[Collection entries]

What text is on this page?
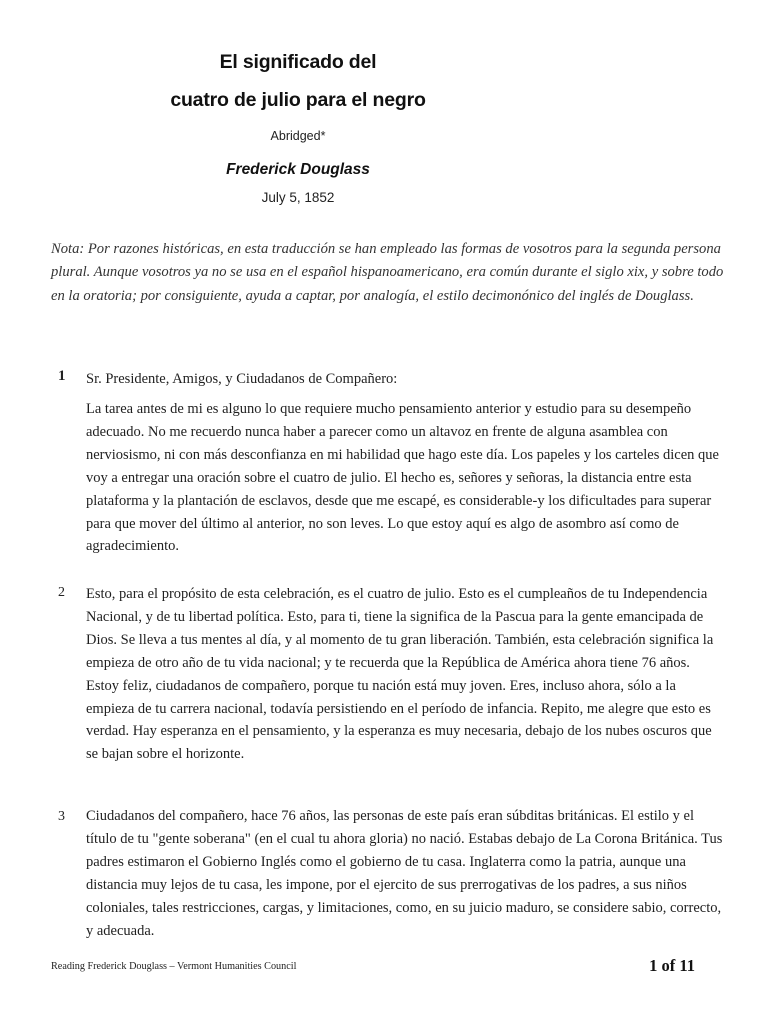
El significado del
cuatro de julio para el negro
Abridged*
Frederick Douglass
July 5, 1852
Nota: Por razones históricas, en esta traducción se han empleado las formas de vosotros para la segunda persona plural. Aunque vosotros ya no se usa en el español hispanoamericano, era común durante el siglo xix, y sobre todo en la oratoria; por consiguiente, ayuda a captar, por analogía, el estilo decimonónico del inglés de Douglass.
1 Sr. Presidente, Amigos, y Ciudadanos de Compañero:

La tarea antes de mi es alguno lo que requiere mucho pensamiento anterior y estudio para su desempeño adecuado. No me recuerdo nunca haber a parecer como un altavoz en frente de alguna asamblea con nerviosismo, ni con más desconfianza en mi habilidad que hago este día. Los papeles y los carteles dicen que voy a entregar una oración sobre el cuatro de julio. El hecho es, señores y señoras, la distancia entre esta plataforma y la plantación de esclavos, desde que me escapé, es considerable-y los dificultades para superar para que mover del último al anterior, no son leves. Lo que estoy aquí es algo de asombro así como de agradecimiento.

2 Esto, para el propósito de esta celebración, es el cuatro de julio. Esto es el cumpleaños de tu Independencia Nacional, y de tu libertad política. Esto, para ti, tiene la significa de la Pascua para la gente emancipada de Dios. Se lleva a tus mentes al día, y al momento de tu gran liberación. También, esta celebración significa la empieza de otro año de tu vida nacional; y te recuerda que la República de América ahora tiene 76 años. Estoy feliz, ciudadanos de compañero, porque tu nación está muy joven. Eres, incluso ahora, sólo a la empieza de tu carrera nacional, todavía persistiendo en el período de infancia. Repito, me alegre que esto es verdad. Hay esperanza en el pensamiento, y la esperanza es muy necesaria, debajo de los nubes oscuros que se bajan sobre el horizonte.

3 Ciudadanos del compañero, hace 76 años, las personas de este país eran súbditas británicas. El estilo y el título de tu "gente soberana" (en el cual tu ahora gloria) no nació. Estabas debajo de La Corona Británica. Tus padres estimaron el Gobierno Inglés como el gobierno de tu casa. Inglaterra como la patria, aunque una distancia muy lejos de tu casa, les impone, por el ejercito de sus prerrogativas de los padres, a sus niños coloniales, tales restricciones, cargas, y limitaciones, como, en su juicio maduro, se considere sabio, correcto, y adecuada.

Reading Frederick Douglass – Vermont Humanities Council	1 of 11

--

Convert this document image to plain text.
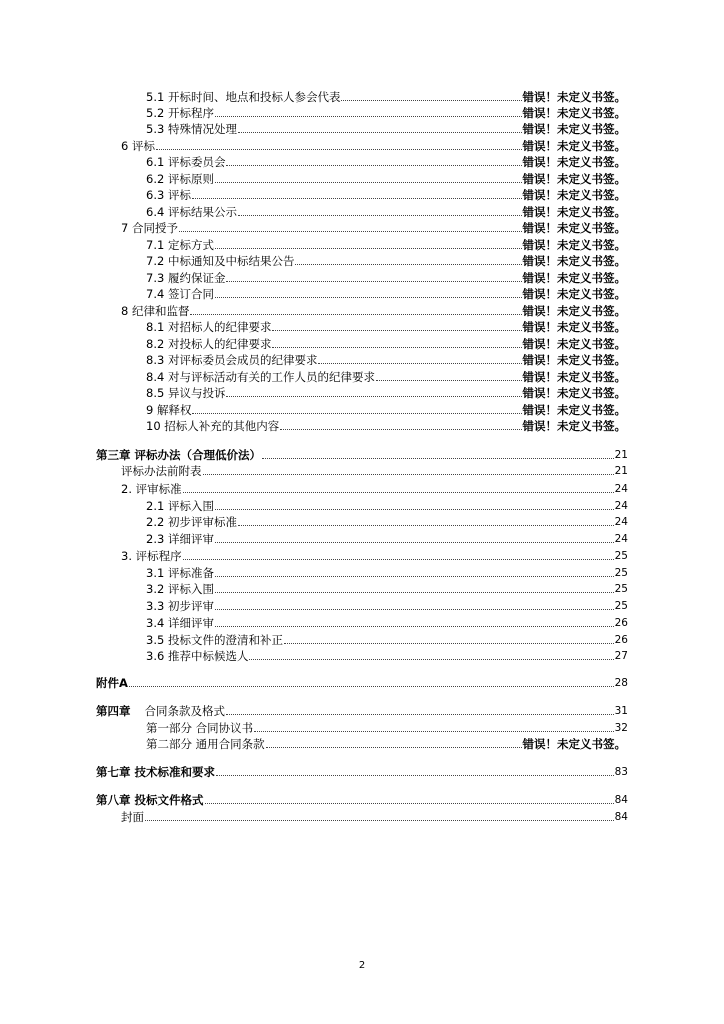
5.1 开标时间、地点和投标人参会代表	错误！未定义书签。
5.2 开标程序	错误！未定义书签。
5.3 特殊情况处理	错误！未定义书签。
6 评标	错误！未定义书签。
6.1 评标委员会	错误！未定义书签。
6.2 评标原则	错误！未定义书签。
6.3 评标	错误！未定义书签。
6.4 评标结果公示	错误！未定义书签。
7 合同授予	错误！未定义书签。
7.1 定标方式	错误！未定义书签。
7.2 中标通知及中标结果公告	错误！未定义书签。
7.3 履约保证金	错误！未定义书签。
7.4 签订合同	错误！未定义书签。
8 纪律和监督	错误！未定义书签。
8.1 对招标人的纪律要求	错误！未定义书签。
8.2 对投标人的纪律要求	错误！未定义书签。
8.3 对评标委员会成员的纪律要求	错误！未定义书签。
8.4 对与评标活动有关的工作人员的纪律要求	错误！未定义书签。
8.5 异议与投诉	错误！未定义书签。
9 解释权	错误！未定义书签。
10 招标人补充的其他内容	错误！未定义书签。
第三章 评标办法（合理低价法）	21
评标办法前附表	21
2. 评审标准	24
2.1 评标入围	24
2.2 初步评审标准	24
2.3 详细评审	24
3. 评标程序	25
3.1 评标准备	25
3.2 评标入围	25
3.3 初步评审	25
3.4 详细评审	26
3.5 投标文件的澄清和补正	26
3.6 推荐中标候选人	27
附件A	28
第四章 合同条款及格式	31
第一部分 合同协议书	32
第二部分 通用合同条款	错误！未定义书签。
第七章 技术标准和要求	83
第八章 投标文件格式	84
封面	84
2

## Objective:
Filter the entries and copy out every line with the word "this".

## Correct result:
What text is on this page?
Convert this document image to plain text.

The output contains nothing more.